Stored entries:
====================
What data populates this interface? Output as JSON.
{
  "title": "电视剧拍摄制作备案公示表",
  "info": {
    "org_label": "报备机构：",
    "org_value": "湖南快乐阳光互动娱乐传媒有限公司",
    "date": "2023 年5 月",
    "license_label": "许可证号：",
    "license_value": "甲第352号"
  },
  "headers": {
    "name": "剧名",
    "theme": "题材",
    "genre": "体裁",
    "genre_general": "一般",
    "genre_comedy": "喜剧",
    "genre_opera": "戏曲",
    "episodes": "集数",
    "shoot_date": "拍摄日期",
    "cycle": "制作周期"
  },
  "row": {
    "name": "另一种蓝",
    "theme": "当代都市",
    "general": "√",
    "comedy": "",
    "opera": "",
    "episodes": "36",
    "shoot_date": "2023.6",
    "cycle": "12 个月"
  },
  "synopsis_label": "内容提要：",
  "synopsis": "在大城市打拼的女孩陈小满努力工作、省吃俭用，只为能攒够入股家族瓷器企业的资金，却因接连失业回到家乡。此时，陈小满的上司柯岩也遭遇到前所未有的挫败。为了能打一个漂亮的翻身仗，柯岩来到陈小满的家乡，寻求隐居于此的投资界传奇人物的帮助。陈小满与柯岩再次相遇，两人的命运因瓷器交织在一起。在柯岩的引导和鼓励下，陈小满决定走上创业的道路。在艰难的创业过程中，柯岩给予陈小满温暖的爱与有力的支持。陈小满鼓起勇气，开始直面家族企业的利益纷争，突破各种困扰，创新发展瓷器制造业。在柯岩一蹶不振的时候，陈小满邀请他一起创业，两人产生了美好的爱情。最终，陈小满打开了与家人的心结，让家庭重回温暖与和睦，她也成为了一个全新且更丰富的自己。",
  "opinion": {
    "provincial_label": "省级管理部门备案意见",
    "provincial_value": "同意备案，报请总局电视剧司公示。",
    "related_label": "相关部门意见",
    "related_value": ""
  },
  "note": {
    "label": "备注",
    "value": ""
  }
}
====================
EXERCISE DESCRIPTION: Each line of the listing should be echoed back exactly.

THE SOLUTION:
What data populates this interface? Output as JSON.
{
  "title": "电视剧拍摄制作备案公示表",
  "info": {
    "org_label": "报备机构：",
    "org_value": "湖南快乐阳光互动娱乐传媒有限公司",
    "date": "2023 年5 月",
    "license_label": "许可证号：",
    "license_value": "甲第352号"
  },
  "headers": {
    "name": "剧名",
    "theme": "题材",
    "genre": "体裁",
    "genre_general": "一般",
    "genre_comedy": "喜剧",
    "genre_opera": "戏曲",
    "episodes": "集数",
    "shoot_date": "拍摄日期",
    "cycle": "制作周期"
  },
  "row": {
    "name": "另一种蓝",
    "theme": "当代都市",
    "general": "√",
    "comedy": "",
    "opera": "",
    "episodes": "36",
    "shoot_date": "2023.6",
    "cycle": "12 个月"
  },
  "synopsis_label": "内容提要：",
  "synopsis": "在大城市打拼的女孩陈小满努力工作、省吃俭用，只为能攒够入股家族瓷器企业的资金，却因接连失业回到家乡。此时，陈小满的上司柯岩也遭遇到前所未有的挫败。为了能打一个漂亮的翻身仗，柯岩来到陈小满的家乡，寻求隐居于此的投资界传奇人物的帮助。陈小满与柯岩再次相遇，两人的命运因瓷器交织在一起。在柯岩的引导和鼓励下，陈小满决定走上创业的道路。在艰难的创业过程中，柯岩给予陈小满温暖的爱与有力的支持。陈小满鼓起勇气，开始直面家族企业的利益纷争，突破各种困扰，创新发展瓷器制造业。在柯岩一蹶不振的时候，陈小满邀请他一起创业，两人产生了美好的爱情。最终，陈小满打开了与家人的心结，让家庭重回温暖与和睦，她也成为了一个全新且更丰富的自己。",
  "opinion": {
    "provincial_label": "省级管理部门备案意见",
    "provincial_value": "同意备案，报请总局电视剧司公示。",
    "related_label": "相关部门意见",
    "related_value": ""
  },
  "note": {
    "label": "备注",
    "value": ""
  }
}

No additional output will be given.